RECORD LIST:
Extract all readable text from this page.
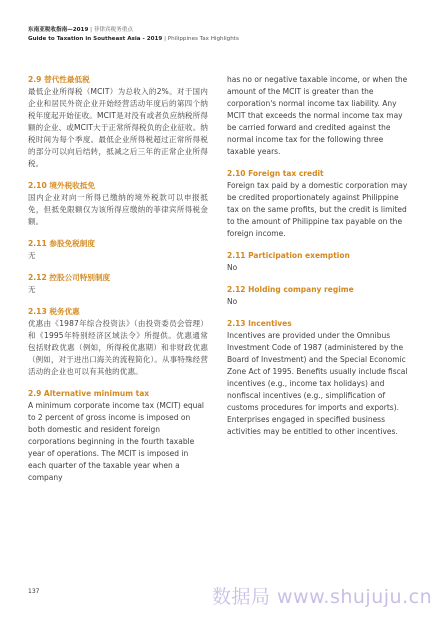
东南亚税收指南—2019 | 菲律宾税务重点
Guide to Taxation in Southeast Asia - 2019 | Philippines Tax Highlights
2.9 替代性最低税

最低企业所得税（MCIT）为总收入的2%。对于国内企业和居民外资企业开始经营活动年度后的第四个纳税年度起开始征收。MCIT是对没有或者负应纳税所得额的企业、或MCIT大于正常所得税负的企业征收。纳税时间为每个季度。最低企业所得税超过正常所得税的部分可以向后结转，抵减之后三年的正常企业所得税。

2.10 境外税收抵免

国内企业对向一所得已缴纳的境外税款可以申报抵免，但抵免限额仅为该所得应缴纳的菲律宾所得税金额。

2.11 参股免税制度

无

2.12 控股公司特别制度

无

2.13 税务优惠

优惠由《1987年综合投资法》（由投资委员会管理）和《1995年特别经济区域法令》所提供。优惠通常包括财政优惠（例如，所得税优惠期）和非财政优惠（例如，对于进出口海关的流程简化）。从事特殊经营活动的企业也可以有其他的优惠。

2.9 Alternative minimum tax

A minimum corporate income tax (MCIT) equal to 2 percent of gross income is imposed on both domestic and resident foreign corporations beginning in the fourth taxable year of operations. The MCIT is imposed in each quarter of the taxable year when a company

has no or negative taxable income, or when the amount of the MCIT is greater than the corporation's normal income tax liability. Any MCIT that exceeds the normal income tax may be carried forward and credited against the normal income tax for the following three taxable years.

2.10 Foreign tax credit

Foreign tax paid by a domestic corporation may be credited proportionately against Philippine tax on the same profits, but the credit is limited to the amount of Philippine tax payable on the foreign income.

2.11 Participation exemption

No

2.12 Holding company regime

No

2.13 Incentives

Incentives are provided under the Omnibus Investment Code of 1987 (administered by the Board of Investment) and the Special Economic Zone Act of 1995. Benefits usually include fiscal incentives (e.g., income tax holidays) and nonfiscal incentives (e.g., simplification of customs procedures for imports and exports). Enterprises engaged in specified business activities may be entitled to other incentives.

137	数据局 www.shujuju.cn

WRITTEN REQUEST: Omit the pictures, then quote the rest of the material above exactly.

THE COMPLETED TASK:
Extract all readable text from this page.
东南亚税收指南—2019 | 菲律宾税务重点
Guide to Taxation in Southeast Asia - 2019 | Philippines Tax Highlights
2.9 替代性最低税

最低企业所得税（MCIT）为总收入的2%。对于国内企业和居民外资企业开始经营活动年度后的第四个纳税年度起开始征收。MCIT是对没有或者负应纳税所得额的企业、或MCIT大于正常所得税负的企业征收。纳税时间为每个季度。最低企业所得税超过正常所得税的部分可以向后结转，抵减之后三年的正常企业所得税。

2.10 境外税收抵免

国内企业对向一所得已缴纳的境外税款可以申报抵免，但抵免限额仅为该所得应缴纳的菲律宾所得税金额。

2.11 参股免税制度

无

2.12 控股公司特别制度

无

2.13 税务优惠

优惠由《1987年综合投资法》（由投资委员会管理）和《1995年特别经济区域法令》所提供。优惠通常包括财政优惠（例如，所得税优惠期）和非财政优惠（例如，对于进出口海关的流程简化）。从事特殊经营活动的企业也可以有其他的优惠。

2.9 Alternative minimum tax

A minimum corporate income tax (MCIT) equal to 2 percent of gross income is imposed on both domestic and resident foreign corporations beginning in the fourth taxable year of operations. The MCIT is imposed in each quarter of the taxable year when a company

has no or negative taxable income, or when the amount of the MCIT is greater than the corporation's normal income tax liability. Any MCIT that exceeds the normal income tax may be carried forward and credited against the normal income tax for the following three taxable years.

2.10 Foreign tax credit

Foreign tax paid by a domestic corporation may be credited proportionately against Philippine tax on the same profits, but the credit is limited to the amount of Philippine tax payable on the foreign income.

2.11 Participation exemption

No

2.12 Holding company regime

No

2.13 Incentives

Incentives are provided under the Omnibus Investment Code of 1987 (administered by the Board of Investment) and the Special Economic Zone Act of 1995. Benefits usually include fiscal incentives (e.g., income tax holidays) and nonfiscal incentives (e.g., simplification of customs procedures for imports and exports). Enterprises engaged in specified business activities may be entitled to other incentives.

137	数据局 www.shujuju.cn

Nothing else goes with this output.